--- Begin ---

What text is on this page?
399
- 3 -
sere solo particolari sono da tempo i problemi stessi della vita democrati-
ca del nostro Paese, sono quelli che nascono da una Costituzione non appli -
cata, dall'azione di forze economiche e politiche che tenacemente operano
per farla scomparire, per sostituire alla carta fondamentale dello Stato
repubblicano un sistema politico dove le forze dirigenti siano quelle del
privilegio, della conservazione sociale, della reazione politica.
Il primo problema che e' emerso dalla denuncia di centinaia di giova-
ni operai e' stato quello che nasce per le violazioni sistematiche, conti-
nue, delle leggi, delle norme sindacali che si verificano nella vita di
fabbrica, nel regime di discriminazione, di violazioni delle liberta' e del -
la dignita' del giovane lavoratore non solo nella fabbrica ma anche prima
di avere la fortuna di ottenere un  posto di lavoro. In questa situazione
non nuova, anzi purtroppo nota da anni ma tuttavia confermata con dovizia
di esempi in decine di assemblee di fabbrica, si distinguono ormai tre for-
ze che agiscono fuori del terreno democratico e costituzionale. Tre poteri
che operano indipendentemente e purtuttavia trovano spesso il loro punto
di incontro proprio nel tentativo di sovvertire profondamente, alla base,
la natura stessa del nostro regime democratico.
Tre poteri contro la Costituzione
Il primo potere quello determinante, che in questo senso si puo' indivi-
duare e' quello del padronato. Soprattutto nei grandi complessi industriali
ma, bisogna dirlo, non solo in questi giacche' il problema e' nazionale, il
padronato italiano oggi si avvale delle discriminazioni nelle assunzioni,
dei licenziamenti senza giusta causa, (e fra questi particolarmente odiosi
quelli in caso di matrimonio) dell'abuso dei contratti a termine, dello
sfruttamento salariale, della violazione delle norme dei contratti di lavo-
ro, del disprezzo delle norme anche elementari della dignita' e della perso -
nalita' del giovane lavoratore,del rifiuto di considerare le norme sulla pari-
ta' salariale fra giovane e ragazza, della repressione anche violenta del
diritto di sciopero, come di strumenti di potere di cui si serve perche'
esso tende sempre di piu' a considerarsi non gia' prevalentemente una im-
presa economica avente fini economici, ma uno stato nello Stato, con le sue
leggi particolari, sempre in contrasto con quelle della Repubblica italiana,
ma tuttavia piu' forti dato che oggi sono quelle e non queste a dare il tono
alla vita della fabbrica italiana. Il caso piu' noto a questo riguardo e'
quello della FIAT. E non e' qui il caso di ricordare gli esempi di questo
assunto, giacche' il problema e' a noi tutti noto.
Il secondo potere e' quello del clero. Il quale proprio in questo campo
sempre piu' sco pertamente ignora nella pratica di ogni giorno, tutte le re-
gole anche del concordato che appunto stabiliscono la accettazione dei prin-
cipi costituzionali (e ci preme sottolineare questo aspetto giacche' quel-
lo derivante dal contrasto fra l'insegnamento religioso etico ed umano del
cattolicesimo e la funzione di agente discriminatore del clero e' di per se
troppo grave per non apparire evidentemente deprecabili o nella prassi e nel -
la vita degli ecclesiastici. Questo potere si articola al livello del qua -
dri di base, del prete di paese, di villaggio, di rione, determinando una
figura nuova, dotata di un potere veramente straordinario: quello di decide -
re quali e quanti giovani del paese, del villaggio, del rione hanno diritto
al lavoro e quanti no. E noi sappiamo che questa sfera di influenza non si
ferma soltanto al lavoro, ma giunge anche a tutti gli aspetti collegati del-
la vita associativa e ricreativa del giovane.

--- End ---

Exercise directions: Pick out and copy every line that contains the word "contrasto".

Output of the task:
leggi particolari, sempre in contrasto con quelle della Repubblica italiana,
lo derivante dal contrasto fra l'insegnamento religioso etico ed umano del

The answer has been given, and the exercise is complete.